[Collection entries]
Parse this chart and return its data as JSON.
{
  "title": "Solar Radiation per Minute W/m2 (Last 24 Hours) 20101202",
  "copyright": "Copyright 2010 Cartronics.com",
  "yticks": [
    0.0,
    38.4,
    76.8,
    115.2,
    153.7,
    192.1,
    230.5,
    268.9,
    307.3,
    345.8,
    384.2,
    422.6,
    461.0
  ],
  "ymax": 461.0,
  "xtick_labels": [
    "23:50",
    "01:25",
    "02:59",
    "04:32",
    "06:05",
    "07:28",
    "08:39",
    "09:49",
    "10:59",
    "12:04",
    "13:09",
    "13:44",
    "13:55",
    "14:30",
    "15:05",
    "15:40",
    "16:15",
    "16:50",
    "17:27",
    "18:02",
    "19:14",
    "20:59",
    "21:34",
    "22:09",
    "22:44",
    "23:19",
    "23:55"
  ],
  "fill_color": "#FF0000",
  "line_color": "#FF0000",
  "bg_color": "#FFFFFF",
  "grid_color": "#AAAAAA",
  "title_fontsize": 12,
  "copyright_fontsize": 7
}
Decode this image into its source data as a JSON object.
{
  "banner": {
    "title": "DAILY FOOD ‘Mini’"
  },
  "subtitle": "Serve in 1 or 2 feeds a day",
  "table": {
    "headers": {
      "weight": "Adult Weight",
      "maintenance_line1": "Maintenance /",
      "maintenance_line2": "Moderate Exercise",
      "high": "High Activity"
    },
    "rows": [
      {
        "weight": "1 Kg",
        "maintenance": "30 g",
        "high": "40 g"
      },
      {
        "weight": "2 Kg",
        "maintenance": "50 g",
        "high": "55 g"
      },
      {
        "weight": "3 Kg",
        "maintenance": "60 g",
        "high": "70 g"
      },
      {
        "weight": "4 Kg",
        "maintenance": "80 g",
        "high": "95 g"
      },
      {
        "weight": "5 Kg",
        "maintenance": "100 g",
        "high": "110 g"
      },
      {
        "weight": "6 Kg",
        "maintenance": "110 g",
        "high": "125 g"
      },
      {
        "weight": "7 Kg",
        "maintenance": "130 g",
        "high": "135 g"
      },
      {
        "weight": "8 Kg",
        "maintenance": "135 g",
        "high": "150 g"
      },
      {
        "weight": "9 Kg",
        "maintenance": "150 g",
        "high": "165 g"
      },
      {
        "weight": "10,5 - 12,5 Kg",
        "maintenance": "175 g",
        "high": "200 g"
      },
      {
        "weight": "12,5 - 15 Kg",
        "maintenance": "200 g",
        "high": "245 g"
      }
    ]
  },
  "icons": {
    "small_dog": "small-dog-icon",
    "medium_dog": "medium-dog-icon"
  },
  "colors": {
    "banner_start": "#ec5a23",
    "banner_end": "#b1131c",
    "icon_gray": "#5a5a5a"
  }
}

## Stated exercise:
From the entries, report each line that includes the word "data".

## Exercise result:
Parse this chart and return its data as JSON.
Decode this image into its source data as a JSON object.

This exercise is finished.